### DOCUMENT TEXT ###

In comparison of the 2 subtypes, there was no significant difference in age (63.9 ± 10.9 vs 56.6 ± 11.1 y, P = .171), sex (male, 68.8% vs 60.0%, P = .131), or any serologic test. In echocardiographic findings, patients with ATTR subtype had a significantly thicker intraventricular septal width than those with AL subtype (11.6 ± 2.2 vs 15.8 ± 2.8 mm, P = .012) (Table 1).
3.2 99mTc-DPD scintigraphy and SPECT/CT findings
There were a total of 41 organs from 21 patients diagnosed with amyloidosis pathologically and clinically. All patients had at least 1 involved organ confirmed histopathologically. There were 29 involved organs in patients with AL amyloidosis: 11 hearts, 11 kidneys, 4 livers, and 1 skin. Among the above organs, 18 were histopathologically confirmed. In the remaining 11 organs, involvement was diagnosed by chest/abdominopelvic CT, heart MR, or ultrasonography; this showed involvement of 4 kidneys, 3 hearts, 2 livers, 1 bowel, and 1 lung. There were 12 involved organs in patients with ATTR amyloidosis: five 5 hearts, 4 bowels, 2 kidneys, and 1 lung (Table 2). Among them, 6 organs were histopathologically confirmed. In the remaining 6 organs, involvement was diagnosed by the same imaging modalities as used for AL amyloidosis; 4 bowels, 1 kidney, and 1 lung. Details on each case are showed in Supplementary Table, https://links.lww.com/MD/D656.
Significant 99mTc-DPD uptake was shown in 33 involved organs of all 41 organs independent subtype (sensitivity = 80.5%); 82.8% in AL and 75.0% in ATTR (Table 2). For the pathologically proven affected organs, significant 99mTc-DPD uptake was found in 19/24 organs (sensitivity = 79.2%); 84.6% in the heart (11/13), 62.5% in the kidney (5/8), 100% in the liver (2/2), and 100% in the skin (1/1). For the clinically diagnosed organs, 14/17 showed significant 99mTc-DPD uptake (sensitivity = 82.4%); 100% in the heart (3/3), 80.0% in the kidney (4/5), 100% in the liver (2/2), 100% in the bowel (5/5), and 0% in the lung (0/2). There was no significant difference in sensitivity between cardiac involvement and that in other organs (87.5%, 14/16 vs 76.0%, 19/25; P = .365).
In AL amyloidosis, significant 99mTc-DPD uptake was found in 15 of the pathologically-proven 18 affected organs (sensitivity = 83.3%); 87.5% in the heart (7/8; grade 1 in 6, grade 2 in 1), 71.4% in the kidney (5/7; grade 1 in 3, grade 2 in 1, and grade 3 in 1), 100% in the liver (2/2; grade 1 in 1 and grade 3 in 1), and 100% in the skin (1/1; grade 1 in 1). Although pathological study was not performed, 9 of 11 additional organs clinically suspected of AL amyloidosis involvement revealed 99mTc-DPD uptake (81.1%; 3/4 in the kidney with grade 1 in 2 and grade 2 in 1, 3/3 in the heart all with grade 3, 2/2 in the liver with grade 1 in 1 and 3 in 1, 1/1 in the bowel with grade 3, and 0/1 in the lung) (Table 3). The sensitivity for detecting cardiac involvement (10/11, 90.9%) was higher than that for detecting other organ involvement (14/18, 77.8%), though without statistical difference (P = .364).

###

**PROBLEM REQUIREMENTS:**
How would you say this sentence from the amyloidosis text in Spanish: "All patients had at least 1 involved organ confirmed histopathologically."? The items come from a source unrelated to the amyloidosis text.

### DATASET EXCERPTS ###

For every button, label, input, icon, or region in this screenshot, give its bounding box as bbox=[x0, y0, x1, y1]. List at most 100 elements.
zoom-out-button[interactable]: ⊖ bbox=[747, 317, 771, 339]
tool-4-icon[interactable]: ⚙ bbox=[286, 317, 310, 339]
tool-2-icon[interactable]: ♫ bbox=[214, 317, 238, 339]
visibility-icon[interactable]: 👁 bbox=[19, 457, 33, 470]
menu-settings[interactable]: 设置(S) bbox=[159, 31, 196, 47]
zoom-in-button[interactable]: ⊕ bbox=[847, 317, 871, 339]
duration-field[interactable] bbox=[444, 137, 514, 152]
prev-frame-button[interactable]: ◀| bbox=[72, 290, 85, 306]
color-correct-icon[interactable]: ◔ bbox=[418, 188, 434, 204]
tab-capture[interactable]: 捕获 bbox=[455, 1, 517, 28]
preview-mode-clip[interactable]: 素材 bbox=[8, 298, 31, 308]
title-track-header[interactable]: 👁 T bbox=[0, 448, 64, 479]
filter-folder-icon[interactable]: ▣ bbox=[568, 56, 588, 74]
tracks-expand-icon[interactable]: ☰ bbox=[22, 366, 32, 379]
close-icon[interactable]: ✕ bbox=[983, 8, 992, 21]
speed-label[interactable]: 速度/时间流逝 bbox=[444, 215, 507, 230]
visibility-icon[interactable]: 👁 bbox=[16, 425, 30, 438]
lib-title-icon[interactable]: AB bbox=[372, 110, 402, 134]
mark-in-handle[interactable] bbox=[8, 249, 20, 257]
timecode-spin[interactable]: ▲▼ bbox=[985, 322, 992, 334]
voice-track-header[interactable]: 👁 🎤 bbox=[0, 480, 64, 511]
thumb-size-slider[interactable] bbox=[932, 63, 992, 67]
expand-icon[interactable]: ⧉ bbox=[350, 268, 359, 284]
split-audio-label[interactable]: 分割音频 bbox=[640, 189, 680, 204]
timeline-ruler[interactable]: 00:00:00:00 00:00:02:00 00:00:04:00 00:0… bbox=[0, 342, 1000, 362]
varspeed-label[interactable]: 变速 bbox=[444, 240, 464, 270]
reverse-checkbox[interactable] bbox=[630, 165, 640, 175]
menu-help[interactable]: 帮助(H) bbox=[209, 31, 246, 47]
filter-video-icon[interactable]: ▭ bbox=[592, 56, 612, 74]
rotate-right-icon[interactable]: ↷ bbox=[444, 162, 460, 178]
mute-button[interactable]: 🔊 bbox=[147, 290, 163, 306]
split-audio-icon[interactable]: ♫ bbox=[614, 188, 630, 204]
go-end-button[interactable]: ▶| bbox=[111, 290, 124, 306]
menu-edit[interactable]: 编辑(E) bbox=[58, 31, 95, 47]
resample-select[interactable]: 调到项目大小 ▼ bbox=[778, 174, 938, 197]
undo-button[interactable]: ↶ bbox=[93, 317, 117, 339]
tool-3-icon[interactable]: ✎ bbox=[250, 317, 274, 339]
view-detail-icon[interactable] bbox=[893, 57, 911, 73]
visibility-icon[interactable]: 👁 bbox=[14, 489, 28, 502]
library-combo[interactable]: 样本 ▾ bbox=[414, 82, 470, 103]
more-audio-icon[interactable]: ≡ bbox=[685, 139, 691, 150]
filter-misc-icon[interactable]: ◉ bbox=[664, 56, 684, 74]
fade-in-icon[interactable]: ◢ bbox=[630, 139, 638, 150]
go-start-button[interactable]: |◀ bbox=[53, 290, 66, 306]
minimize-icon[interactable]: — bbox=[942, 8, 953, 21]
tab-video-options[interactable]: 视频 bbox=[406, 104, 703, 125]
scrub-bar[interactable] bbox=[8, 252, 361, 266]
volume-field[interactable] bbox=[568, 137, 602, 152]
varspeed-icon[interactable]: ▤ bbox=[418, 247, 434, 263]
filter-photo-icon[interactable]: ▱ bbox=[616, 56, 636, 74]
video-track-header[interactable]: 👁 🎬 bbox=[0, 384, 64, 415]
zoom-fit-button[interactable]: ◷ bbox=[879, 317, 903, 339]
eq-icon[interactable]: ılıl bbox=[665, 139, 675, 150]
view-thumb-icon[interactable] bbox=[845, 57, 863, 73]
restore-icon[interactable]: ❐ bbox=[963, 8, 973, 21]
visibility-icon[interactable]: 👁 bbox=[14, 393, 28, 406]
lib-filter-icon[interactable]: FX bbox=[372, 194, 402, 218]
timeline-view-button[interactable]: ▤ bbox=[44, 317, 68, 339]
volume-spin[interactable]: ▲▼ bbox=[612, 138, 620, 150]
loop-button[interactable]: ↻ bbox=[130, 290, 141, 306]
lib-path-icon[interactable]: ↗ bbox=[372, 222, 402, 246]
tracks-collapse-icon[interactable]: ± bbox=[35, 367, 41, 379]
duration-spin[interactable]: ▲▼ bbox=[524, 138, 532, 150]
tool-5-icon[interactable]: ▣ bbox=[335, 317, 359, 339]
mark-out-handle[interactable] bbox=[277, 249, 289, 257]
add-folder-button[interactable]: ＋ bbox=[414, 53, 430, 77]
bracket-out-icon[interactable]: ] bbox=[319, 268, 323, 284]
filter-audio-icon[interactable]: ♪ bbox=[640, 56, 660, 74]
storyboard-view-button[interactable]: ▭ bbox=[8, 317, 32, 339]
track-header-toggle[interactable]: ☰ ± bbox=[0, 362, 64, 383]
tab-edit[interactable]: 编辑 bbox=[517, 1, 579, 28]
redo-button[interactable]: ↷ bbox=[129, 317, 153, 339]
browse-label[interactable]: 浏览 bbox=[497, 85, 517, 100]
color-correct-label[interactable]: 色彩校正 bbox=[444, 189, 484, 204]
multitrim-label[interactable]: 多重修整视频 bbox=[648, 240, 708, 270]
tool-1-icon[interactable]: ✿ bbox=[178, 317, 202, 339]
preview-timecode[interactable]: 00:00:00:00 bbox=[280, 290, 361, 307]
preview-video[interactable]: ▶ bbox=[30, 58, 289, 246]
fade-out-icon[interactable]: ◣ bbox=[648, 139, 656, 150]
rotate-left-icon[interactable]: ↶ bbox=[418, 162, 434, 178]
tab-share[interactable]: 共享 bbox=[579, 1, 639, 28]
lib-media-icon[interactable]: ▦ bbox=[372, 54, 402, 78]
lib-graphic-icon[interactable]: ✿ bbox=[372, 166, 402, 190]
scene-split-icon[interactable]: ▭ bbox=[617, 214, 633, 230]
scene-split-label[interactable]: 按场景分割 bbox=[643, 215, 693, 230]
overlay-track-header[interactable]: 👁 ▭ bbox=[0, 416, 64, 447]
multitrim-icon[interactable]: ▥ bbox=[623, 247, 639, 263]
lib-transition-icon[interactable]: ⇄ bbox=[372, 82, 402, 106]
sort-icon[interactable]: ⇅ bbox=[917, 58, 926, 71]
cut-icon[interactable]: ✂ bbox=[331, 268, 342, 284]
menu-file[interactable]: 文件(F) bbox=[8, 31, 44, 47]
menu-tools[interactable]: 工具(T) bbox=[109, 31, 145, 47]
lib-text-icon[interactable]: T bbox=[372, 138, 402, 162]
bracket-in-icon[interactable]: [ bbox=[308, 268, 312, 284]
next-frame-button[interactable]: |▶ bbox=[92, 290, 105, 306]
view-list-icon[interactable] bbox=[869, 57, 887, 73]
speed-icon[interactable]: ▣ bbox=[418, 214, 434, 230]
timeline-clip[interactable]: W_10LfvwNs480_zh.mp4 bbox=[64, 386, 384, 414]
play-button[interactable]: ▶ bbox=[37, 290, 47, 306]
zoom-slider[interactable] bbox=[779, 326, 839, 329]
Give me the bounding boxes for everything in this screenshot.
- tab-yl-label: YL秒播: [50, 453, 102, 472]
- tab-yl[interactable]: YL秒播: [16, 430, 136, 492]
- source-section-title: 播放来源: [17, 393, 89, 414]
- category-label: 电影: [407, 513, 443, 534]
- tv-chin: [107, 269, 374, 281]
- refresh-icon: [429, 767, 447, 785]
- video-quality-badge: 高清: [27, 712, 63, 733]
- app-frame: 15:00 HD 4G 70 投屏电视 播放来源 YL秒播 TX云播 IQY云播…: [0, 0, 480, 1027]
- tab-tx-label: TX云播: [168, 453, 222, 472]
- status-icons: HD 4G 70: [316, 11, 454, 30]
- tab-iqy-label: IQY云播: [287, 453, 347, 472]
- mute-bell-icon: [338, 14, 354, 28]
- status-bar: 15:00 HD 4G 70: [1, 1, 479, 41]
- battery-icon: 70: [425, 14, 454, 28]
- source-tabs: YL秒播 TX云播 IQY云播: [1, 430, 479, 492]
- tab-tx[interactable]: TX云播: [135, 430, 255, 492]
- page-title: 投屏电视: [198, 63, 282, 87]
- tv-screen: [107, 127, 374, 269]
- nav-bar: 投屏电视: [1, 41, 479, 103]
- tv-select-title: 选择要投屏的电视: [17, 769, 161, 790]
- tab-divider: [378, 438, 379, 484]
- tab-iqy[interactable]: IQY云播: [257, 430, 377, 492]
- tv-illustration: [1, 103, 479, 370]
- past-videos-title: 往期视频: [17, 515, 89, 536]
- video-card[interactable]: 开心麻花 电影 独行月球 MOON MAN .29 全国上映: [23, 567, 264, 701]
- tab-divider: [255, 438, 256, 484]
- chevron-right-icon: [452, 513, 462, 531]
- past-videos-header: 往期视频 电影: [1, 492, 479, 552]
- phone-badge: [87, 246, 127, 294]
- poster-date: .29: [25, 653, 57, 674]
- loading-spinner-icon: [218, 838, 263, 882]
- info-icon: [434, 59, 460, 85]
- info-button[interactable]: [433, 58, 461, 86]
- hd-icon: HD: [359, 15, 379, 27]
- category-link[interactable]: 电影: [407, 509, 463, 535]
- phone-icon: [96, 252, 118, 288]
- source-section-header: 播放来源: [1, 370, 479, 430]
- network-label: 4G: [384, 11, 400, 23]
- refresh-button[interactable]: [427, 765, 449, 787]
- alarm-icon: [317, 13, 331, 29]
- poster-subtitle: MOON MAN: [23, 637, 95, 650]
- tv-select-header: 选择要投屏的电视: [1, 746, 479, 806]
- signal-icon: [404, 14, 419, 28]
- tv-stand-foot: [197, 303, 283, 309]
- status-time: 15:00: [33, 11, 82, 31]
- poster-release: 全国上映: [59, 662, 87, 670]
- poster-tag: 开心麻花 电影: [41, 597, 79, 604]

###

**RESULT FOR THIS EXERCISE:**
Todos los pacientes tenían al menos 1 órgano afectado confirmado histopatológicamente.